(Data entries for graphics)

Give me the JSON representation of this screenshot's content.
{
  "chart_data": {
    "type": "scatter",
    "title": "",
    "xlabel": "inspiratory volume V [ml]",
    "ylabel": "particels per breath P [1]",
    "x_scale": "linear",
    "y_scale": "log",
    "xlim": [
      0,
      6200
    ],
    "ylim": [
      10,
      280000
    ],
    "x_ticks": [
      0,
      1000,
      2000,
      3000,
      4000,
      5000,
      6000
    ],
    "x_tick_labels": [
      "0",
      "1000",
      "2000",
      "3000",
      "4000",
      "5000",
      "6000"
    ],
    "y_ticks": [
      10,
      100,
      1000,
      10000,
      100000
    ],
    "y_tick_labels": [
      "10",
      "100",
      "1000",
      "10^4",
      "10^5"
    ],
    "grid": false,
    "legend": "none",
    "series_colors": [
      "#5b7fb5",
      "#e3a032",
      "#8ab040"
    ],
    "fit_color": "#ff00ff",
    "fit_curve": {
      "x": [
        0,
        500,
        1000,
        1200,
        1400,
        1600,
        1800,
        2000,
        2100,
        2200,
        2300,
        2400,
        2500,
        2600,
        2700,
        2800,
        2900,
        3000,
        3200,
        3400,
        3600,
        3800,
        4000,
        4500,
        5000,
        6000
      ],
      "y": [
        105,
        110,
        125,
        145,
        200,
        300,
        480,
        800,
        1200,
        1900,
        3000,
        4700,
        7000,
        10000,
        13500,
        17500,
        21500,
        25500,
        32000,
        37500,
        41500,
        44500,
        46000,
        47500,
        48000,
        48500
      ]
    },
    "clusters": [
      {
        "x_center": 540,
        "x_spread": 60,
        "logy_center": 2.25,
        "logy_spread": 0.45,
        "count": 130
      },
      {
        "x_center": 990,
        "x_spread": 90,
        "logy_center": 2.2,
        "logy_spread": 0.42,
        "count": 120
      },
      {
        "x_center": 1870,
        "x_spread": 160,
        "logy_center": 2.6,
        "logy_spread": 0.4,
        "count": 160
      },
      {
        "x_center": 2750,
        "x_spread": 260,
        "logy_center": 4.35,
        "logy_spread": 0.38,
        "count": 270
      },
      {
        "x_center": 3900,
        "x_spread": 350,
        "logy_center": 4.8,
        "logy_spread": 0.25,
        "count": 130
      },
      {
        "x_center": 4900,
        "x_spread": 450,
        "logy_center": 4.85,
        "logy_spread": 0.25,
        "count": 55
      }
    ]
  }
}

Set problem =
Scan the listing above for the word "count" and show each line where it is found.

Complete output =
        "count": 130
        "count": 120
        "count": 160
        "count": 270
        "count": 130
        "count": 55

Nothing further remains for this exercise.